● **Objective**: Would you extract the whole listing below and retype it exactly?

● **The records**:
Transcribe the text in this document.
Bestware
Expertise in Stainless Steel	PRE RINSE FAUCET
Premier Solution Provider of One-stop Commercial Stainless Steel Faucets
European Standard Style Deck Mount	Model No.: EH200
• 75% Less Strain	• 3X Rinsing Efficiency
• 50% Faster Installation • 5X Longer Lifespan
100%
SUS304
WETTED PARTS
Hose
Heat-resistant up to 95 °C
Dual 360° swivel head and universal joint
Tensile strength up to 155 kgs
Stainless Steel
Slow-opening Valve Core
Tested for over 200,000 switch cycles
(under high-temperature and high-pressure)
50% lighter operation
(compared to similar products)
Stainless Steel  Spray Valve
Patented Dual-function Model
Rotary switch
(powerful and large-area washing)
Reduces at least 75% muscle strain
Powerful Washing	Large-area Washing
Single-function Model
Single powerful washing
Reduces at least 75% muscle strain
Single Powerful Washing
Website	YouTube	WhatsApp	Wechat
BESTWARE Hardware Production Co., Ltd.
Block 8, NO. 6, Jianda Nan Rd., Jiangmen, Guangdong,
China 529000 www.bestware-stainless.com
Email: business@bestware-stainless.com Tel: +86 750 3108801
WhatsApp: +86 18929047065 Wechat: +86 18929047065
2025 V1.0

● **Finished answer**:
Transcribe the text in this document.
Bestware
Expertise in Stainless Steel	PRE RINSE FAUCET
Premier Solution Provider of One-stop Commercial Stainless Steel Faucets
European Standard Style Deck Mount	Model No.: EH200
• 75% Less Strain	• 3X Rinsing Efficiency
• 50% Faster Installation • 5X Longer Lifespan
100%
SUS304
WETTED PARTS
Hose
Heat-resistant up to 95 °C
Dual 360° swivel head and universal joint
Tensile strength up to 155 kgs
Stainless Steel
Slow-opening Valve Core
Tested for over 200,000 switch cycles
(under high-temperature and high-pressure)
50% lighter operation
(compared to similar products)
Stainless Steel  Spray Valve
Patented Dual-function Model
Rotary switch
(powerful and large-area washing)
Reduces at least 75% muscle strain
Powerful Washing	Large-area Washing
Single-function Model
Single powerful washing
Reduces at least 75% muscle strain
Single Powerful Washing
Website	YouTube	WhatsApp	Wechat
BESTWARE Hardware Production Co., Ltd.
Block 8, NO. 6, Jianda Nan Rd., Jiangmen, Guangdong,
China 529000 www.bestware-stainless.com
Email: business@bestware-stainless.com Tel: +86 750 3108801
WhatsApp: +86 18929047065 Wechat: +86 18929047065
2025 V1.0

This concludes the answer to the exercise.